__Task directions__.
Within the entries below, count the lines that hold the string "title" and give only that number.

__Data for processing__.
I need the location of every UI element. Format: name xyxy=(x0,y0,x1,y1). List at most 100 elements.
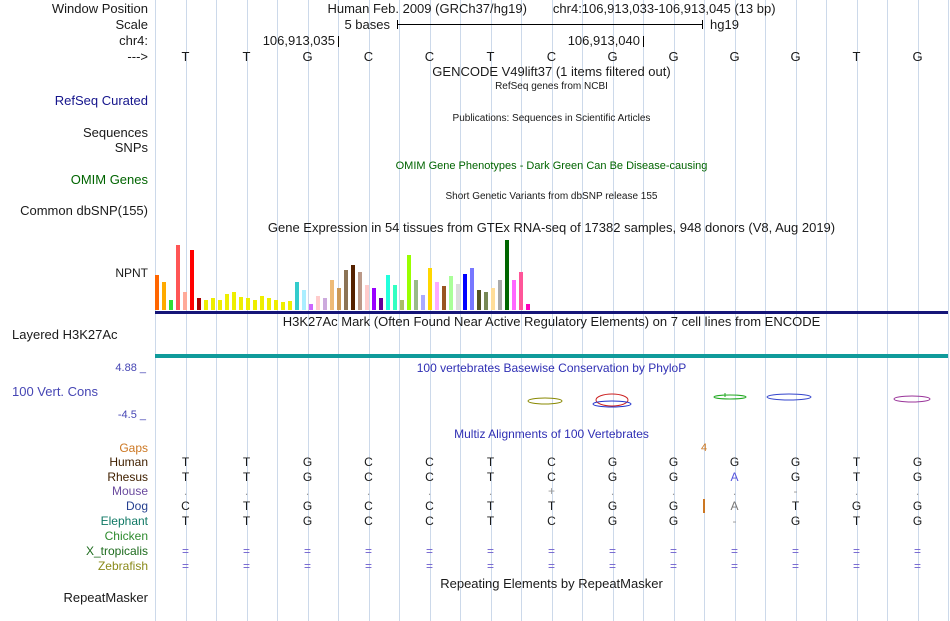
alignment-base: C xyxy=(425,455,434,469)
alignment-base: C xyxy=(547,455,556,469)
alignment-base: G xyxy=(668,470,679,484)
sequence-base: C xyxy=(546,49,557,64)
alignment-base: = xyxy=(852,544,860,558)
species-label-zebrafish[interactable]: Zebrafish xyxy=(97,559,148,573)
sequence-base: G xyxy=(912,49,923,64)
alignment-base: G xyxy=(302,455,313,469)
gtex-bar xyxy=(155,275,159,310)
gtex-bar xyxy=(337,288,341,310)
gtex-bar xyxy=(183,292,187,310)
gtex-bar xyxy=(351,265,355,310)
grid-line xyxy=(826,0,827,621)
track-label-100-vert-cons[interactable]: 100 Vert. Cons xyxy=(12,384,98,399)
species-label-human[interactable]: Human xyxy=(109,455,148,469)
gtex-bar xyxy=(498,280,502,310)
species-label-chicken[interactable]: Chicken xyxy=(104,529,148,543)
alignment-base: = xyxy=(608,544,616,558)
species-label-mouse[interactable]: Mouse xyxy=(111,484,148,498)
alignment-base: = xyxy=(791,544,799,558)
alignment-base: G xyxy=(607,470,618,484)
alignment-base: T xyxy=(852,514,861,528)
track-label-common-dbsnp[interactable]: Common dbSNP(155) xyxy=(20,203,148,218)
track-label-sequences[interactable]: Sequences xyxy=(82,125,148,140)
scale-value: 5 bases xyxy=(344,17,390,32)
species-label-elephant[interactable]: Elephant xyxy=(100,514,148,528)
alignment-base: C xyxy=(364,514,373,528)
alignment-base: T xyxy=(242,470,251,484)
alignment-base: = xyxy=(547,544,555,558)
alignment-base: T xyxy=(242,455,251,469)
grid-line xyxy=(551,0,553,621)
grid-line xyxy=(307,0,309,621)
omim-track-title: OMIM Gene Phenotypes - Dark Green Can Be… xyxy=(395,160,708,172)
alignment-base: = xyxy=(852,559,860,573)
species-label-dog[interactable]: Dog xyxy=(125,499,148,513)
alignment-base: T xyxy=(242,499,251,513)
gtex-bar xyxy=(526,304,530,310)
gtex-bar xyxy=(442,286,446,310)
track-label-npnt-gene[interactable]: NPNT xyxy=(115,266,148,280)
sequence-base: T xyxy=(181,49,190,64)
alignment-base: = xyxy=(425,544,433,558)
grid-line xyxy=(185,0,187,621)
alignment-base: A xyxy=(730,470,739,484)
chromosome-label: chr4: xyxy=(119,33,148,48)
multiz-track-title: Multiz Alignments of 100 Vertebrates xyxy=(454,427,649,441)
grid-line xyxy=(765,0,766,621)
gtex-bar xyxy=(414,280,418,310)
alignment-base: . xyxy=(366,484,371,498)
alignment-base: C xyxy=(425,499,434,513)
alignment-base: = xyxy=(181,544,189,558)
gtex-bar xyxy=(239,297,243,310)
gtex-bar xyxy=(169,300,173,310)
grid-line xyxy=(216,0,217,621)
alignment-base: T xyxy=(852,470,861,484)
track-label-snps[interactable]: SNPs xyxy=(114,140,148,155)
grid-line xyxy=(521,0,522,621)
position-tick-label: 106,913,040 xyxy=(567,33,640,48)
alignment-base: . xyxy=(305,484,310,498)
gtex-bar xyxy=(288,301,292,310)
gtex-bar xyxy=(295,282,299,310)
alignment-base: = xyxy=(425,559,433,573)
gtex-bar xyxy=(218,300,222,310)
sequence-base: C xyxy=(363,49,374,64)
gtex-bar xyxy=(225,294,229,310)
track-label-layered-h3k27ac[interactable]: Layered H3K27Ac xyxy=(12,327,118,342)
alignment-base: = xyxy=(486,544,494,558)
gtex-bar xyxy=(281,302,285,310)
species-label-x_tropicalis[interactable]: X_tropicalis xyxy=(85,544,148,558)
repeatmasker-track-title: Repeating Elements by RepeatMasker xyxy=(440,576,663,591)
alignment-base: G xyxy=(912,499,923,513)
h3k27ac-track-title: H3K27Ac Mark (Often Found Near Active Re… xyxy=(282,314,821,329)
conservation-max-value: 4.88 _ xyxy=(115,362,146,374)
alignment-base: = xyxy=(608,559,616,573)
gtex-bar xyxy=(260,296,264,310)
gtex-bar xyxy=(267,298,271,310)
gtex-bar xyxy=(372,288,376,310)
alignment-base: = xyxy=(242,544,250,558)
alignment-base: A xyxy=(730,499,739,513)
sequence-base: G xyxy=(790,49,801,64)
alignment-base: . xyxy=(854,484,859,498)
alignment-base: . xyxy=(183,484,188,498)
alignment-base: = xyxy=(791,559,799,573)
alignment-base: T xyxy=(486,470,495,484)
refseq-track-title: RefSeq genes from NCBI xyxy=(495,81,608,92)
species-label-rhesus[interactable]: Rhesus xyxy=(107,470,148,484)
h3k27ac-signal-line[interactable] xyxy=(155,354,948,358)
alignment-base: . xyxy=(610,484,615,498)
alignment-base: = xyxy=(730,544,738,558)
npnt-gene-line[interactable] xyxy=(155,311,948,314)
grid-line xyxy=(460,0,461,621)
track-label-refseq-curated[interactable]: RefSeq Curated xyxy=(54,93,148,108)
gtex-bar xyxy=(456,284,460,310)
track-label-omim-genes[interactable]: OMIM Genes xyxy=(70,172,148,187)
track-label-gaps[interactable]: Gaps xyxy=(119,441,148,455)
scale-ruler xyxy=(397,24,703,25)
sequence-base: G xyxy=(729,49,740,64)
alignment-base: = xyxy=(669,544,677,558)
alignment-base: G xyxy=(668,499,679,513)
track-label-repeatmasker[interactable]: RepeatMasker xyxy=(63,590,148,605)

__Result below__.
5